* BEGIN Data listing *

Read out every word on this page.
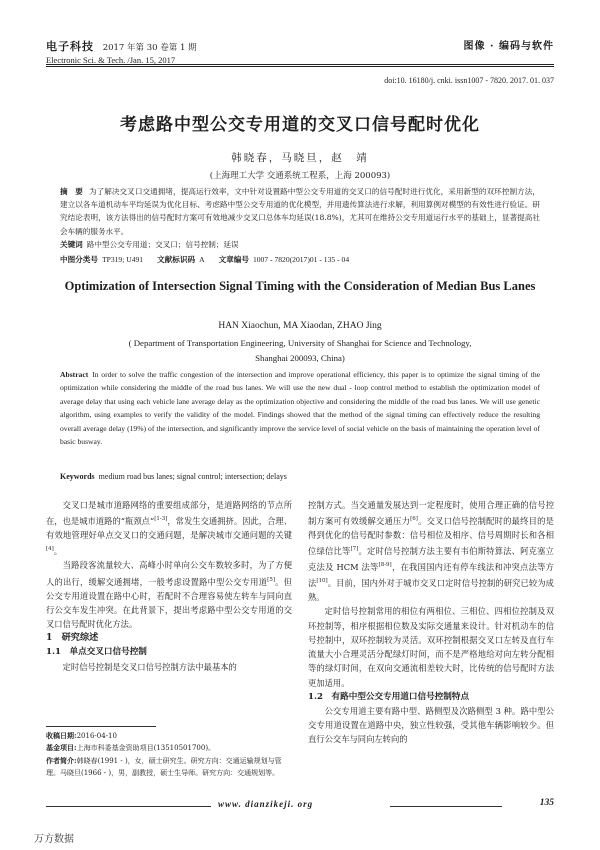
电子科技 2017 年第 30 卷第 1 期
Electronic Sci. & Tech. /Jan. 15, 2017
图像 · 编码与软件
doi:10. 16180/j. cnki. issn1007 - 7820. 2017. 01. 037
考虑路中型公交专用道的交叉口信号配时优化
韩晓春，马晓旦，赵　靖
(上海理工大学 交通系统工程系，上海 200093)
摘　要 为了解决交叉口交通拥堵，提高运行效率，文中针对设置路中型公交专用道的交叉口的信号配时进行优化，采用新型的双环控制方法，建立以各车道机动车平均延误为优化目标、考虑路中型公交专用道的优化模型，并用遗传算法进行求解，利用算例对模型的有效性进行验证。研究结论表明，该方法得出的信号配时方案可有效地减少交叉口总体车均延误(18.8%)，尤其可在维持公交专用道运行水平的基础上，显著提高社会车辆的服务水平。
关键词 路中型公交专用道；交叉口；信号控制；延误
中图分类号 TP319; U491 文献标识码 A 文章编号 1007 - 7820(2017)01 - 135 - 04
Optimization of Intersection Signal Timing with the Consideration of Median Bus Lanes
HAN Xiaochun, MA Xiaodan, ZHAO Jing
( Department of Transportation Engineering, University of Shanghai for Science and Technology,
Shanghai 200093, China)
Abstract In order to solve the traffic congestion of the intersection and improve operational efficiency, this paper is to optimize the signal timing of the optimization while considering the middle of the road bus lanes. We will use the new dual - loop control method to establish the optimization model of average delay that using each vehicle lane average delay as the optimization objective and considering the middle of the road bus lanes. We will use genetic algorithm, using examples to verify the validity of the model. Findings showed that the method of the signal timing can effectively reduce the resulting overall average delay (19%) of the intersection, and significantly improve the service level of social vehicle on the basis of maintaining the operation level of basic busway.
Keywords medium road bus lanes; signal control; intersection; delays

交叉口是城市道路网络的重要组成部分，是道路网络的节点所在，也是城市道路的“瓶颈点”[1-3]，常发生交通拥挤。因此，合理、有效地管理好单点交叉口的交通问题，是解决城市交通问题的关键[4]。

当路段客流量较大、高峰小时单向公交车数较多时，为了方便人的出行，缓解交通拥堵，一般考虑设置路中型公交专用道[5]。但公交专用道设置在路中心时，若配时不合理容易使左转车与同向直行公交车发生冲突。在此背景下，提出考虑路中型公交专用道的交叉口信号配时优化方法。

1　研究综述

1.1　单点交叉口信号控制

定时信号控制是交叉口信号控制方法中最基本的

收稿日期:2016-04-10
基金项目:上海市科委基金资助项目(13510501700)。
作者简介:韩晓春(1991 - )，女，硕士研究生。研究方向：交通运输规划与管理。马晓旦(1966 - )，男，副教授，硕士生导师。研究方向：交通规划等。

控制方式。当交通量发展达到一定程度时，使用合理正确的信号控制方案可有效缓解交通压力[6]。交叉口信号控制配时的最终目的是得到优化的信号配时参数：信号相位及相序、信号周期时长和各相位绿信比等[7]。定时信号控制方法主要有韦伯斯特算法、阿克塞立克法及 HCM 法等[8-9]，在我国国内还有停车线法和冲突点法等方法[10]。目前，国内外对于城市交叉口定时信号控制的研究已较为成熟。

定时信号控制常用的相位有两相位、三相位、四相位控制及双环控制等，相序根据相位数及实际交通量来设计。针对机动车的信号控制中，双环控制较为灵活。双环控制根据交叉口左转及直行车流量大小合理灵活分配绿灯时间，而不是严格地给对向左转分配相等的绿灯时间，在双向交通流相差较大时，比传统的信号配时方法更加适用。

1.2　有路中型公交专用道口信号控制特点

公交专用道主要有路中型、路侧型及次路侧型 3 种。路中型公交专用道设置在道路中央，独立性较强，受其他车辆影响较少。但直行公交车与同向左转向的

www. dianzikeji. org	135
万方数据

* END Data listing *

What is required: Pick out the lines above containing the word "Shanghai", then copy them.

Exercise output:
( Department of Transportation Engineering, University of Shanghai for Science and Technology,
Shanghai 200093, China)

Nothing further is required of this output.